■ Prompt:
Write out the listing below without alteration, omitting its pictures.

Entries with figure data:
★ ★ ★
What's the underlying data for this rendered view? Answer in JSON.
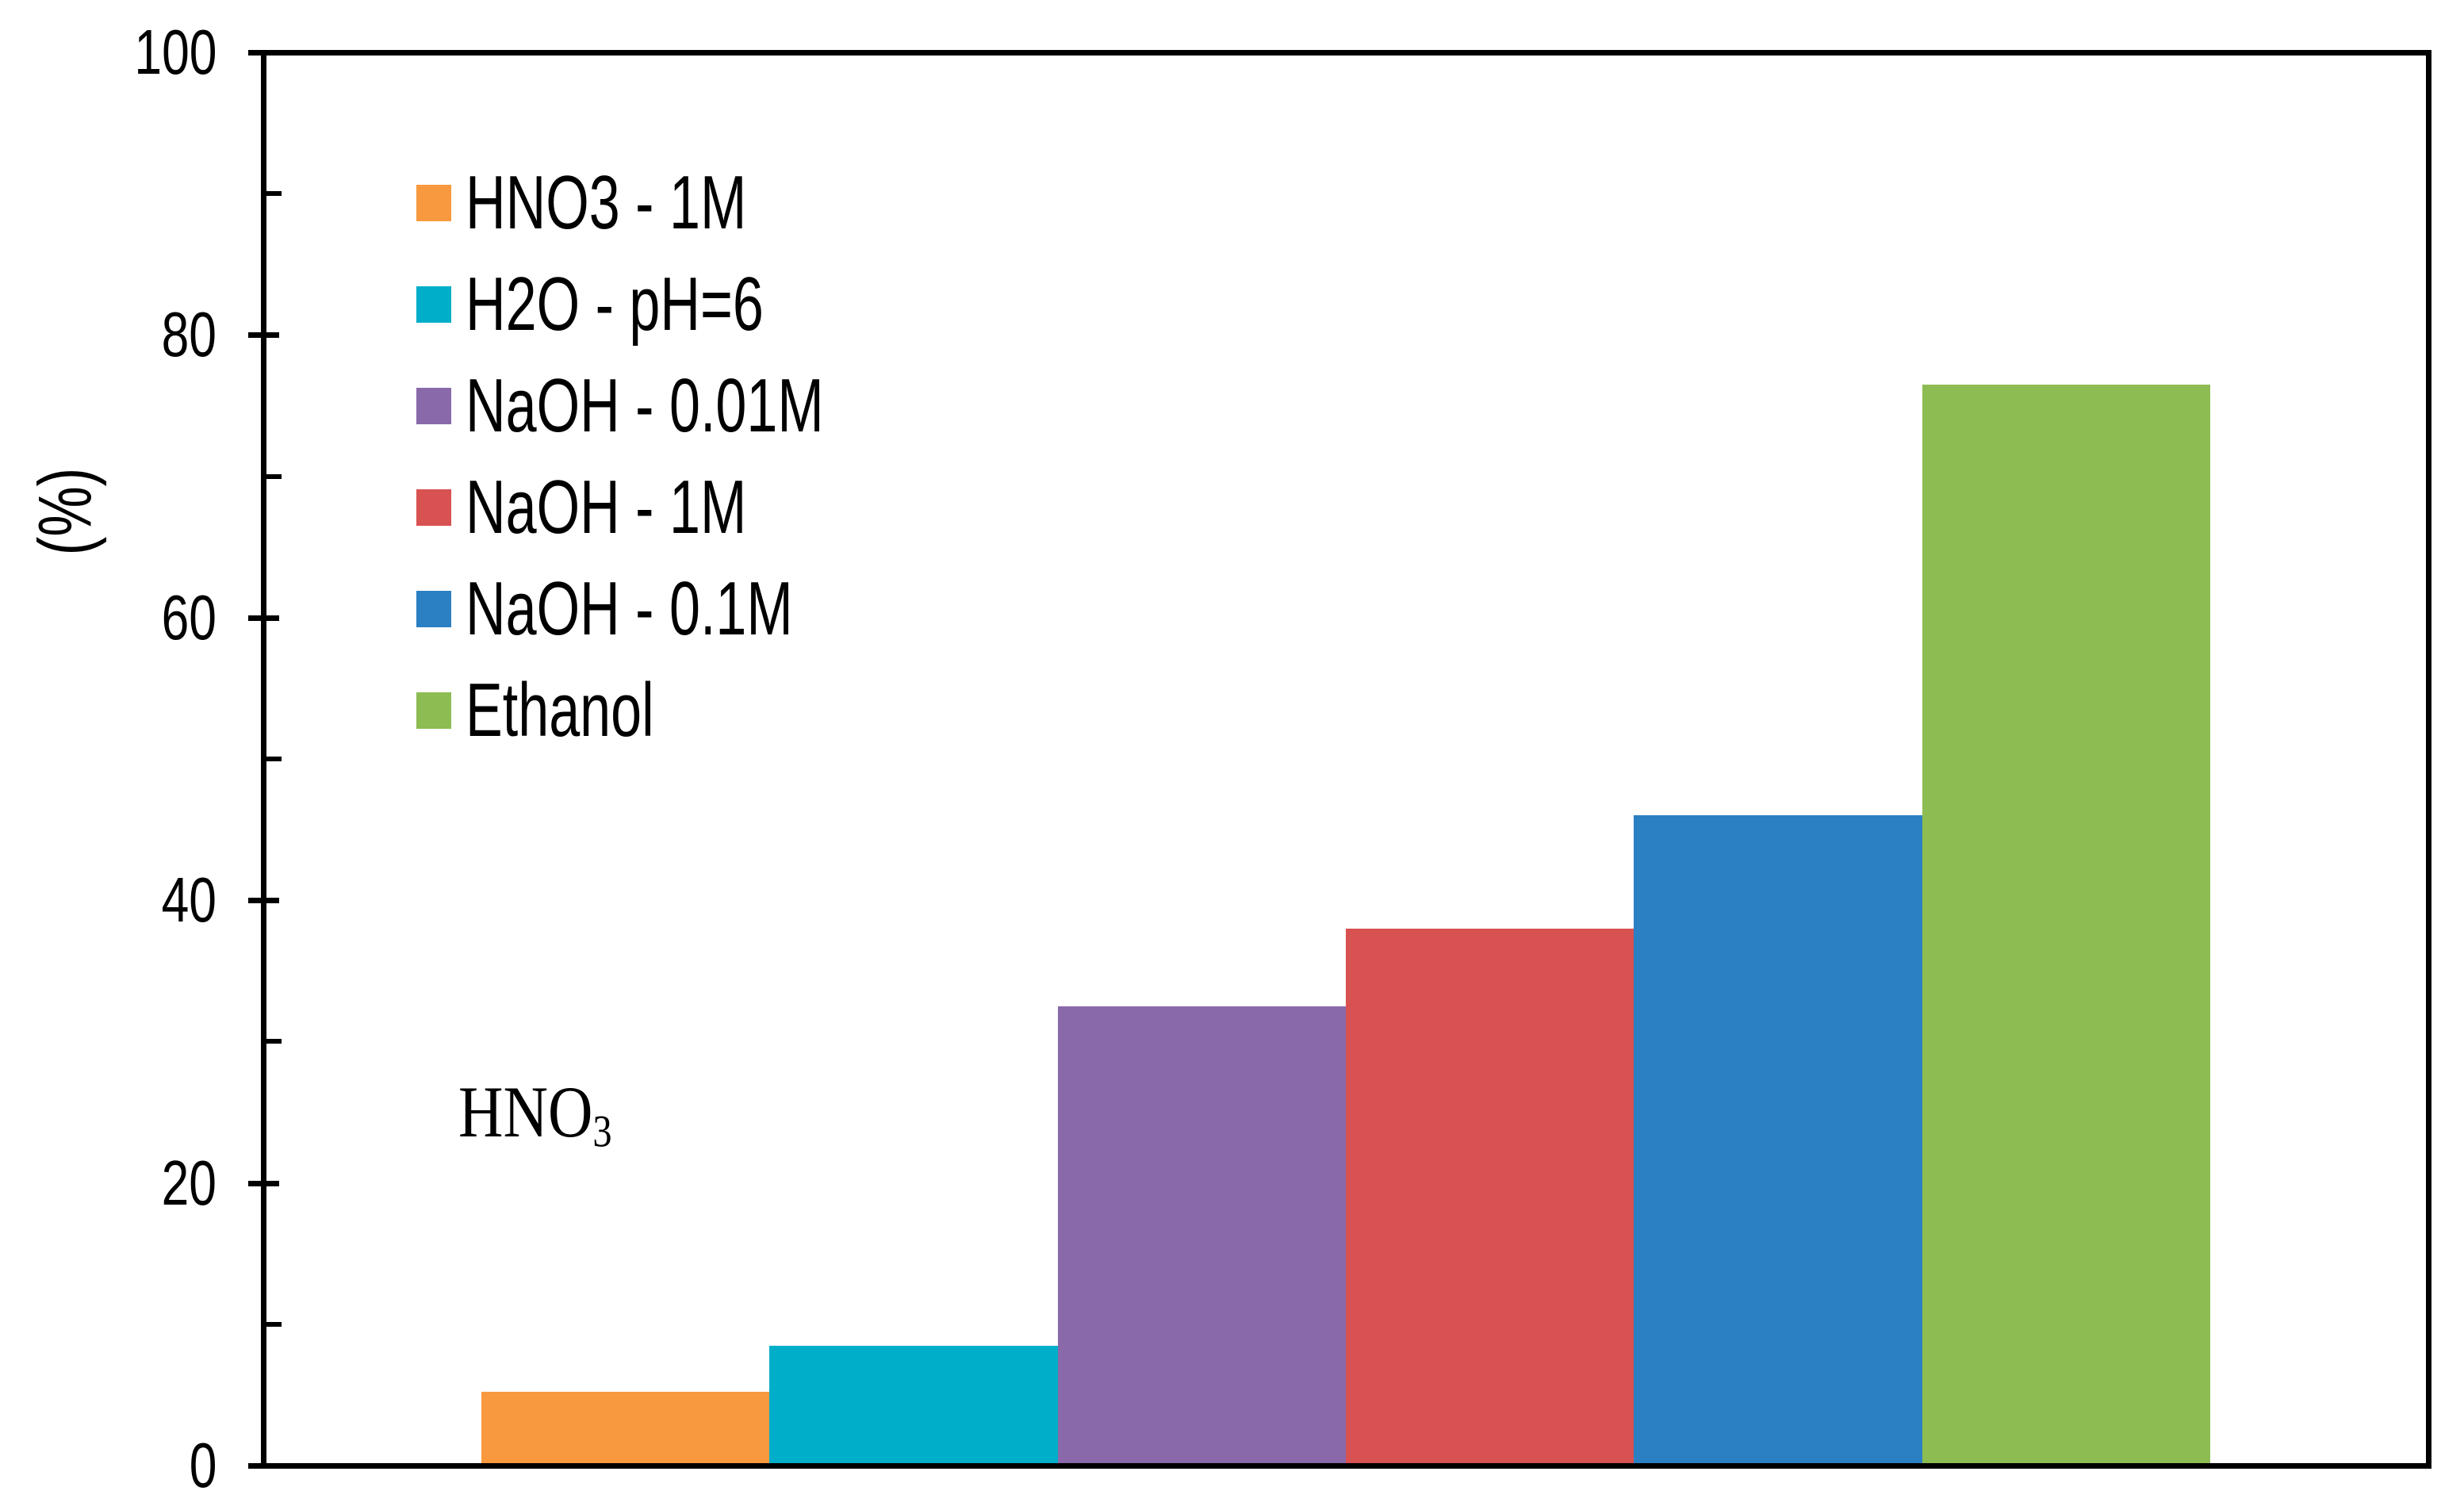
{
  "figure": {
    "background": "#FFFFFF",
    "axis_color": "#000000"
  },
  "chart_data": {
    "type": "bar",
    "title": "",
    "xlabel": "",
    "ylabel": "(%)",
    "ylim": [
      0,
      100
    ],
    "yticks_major": [
      0,
      20,
      40,
      60,
      80,
      100
    ],
    "yticks_minor": [
      10,
      30,
      50,
      70,
      90
    ],
    "grid": "off",
    "legend_position": "upper-left-inside",
    "series": [
      {
        "name": "HNO3 - 1M",
        "value": 5.2,
        "color": "#F8993F"
      },
      {
        "name": "H2O - pH=6",
        "value": 8.5,
        "color": "#00AEC9"
      },
      {
        "name": "NaOH - 0.01M",
        "value": 32.5,
        "color": "#8969AA"
      },
      {
        "name": "NaOH - 1M",
        "value": 38,
        "color": "#D85251"
      },
      {
        "name": "NaOH - 0.1M",
        "value": 46,
        "color": "#2B80C3"
      },
      {
        "name": "Ethanol",
        "value": 76.5,
        "color": "#8DBC53"
      }
    ],
    "annotation": {
      "base": "HNO",
      "sub": "3"
    }
  }
}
★ ★ ★
■ Task answer:
What's the underlying data for this rendered view? Answer in JSON.
{
  "figure": {
    "background": "#FFFFFF",
    "axis_color": "#000000"
  },
  "chart_data": {
    "type": "bar",
    "title": "",
    "xlabel": "",
    "ylabel": "(%)",
    "ylim": [
      0,
      100
    ],
    "yticks_major": [
      0,
      20,
      40,
      60,
      80,
      100
    ],
    "yticks_minor": [
      10,
      30,
      50,
      70,
      90
    ],
    "grid": "off",
    "legend_position": "upper-left-inside",
    "series": [
      {
        "name": "HNO3 - 1M",
        "value": 5.2,
        "color": "#F8993F"
      },
      {
        "name": "H2O - pH=6",
        "value": 8.5,
        "color": "#00AEC9"
      },
      {
        "name": "NaOH - 0.01M",
        "value": 32.5,
        "color": "#8969AA"
      },
      {
        "name": "NaOH - 1M",
        "value": 38,
        "color": "#D85251"
      },
      {
        "name": "NaOH - 0.1M",
        "value": 46,
        "color": "#2B80C3"
      },
      {
        "name": "Ethanol",
        "value": 76.5,
        "color": "#8DBC53"
      }
    ],
    "annotation": {
      "base": "HNO",
      "sub": "3"
    }
  }
}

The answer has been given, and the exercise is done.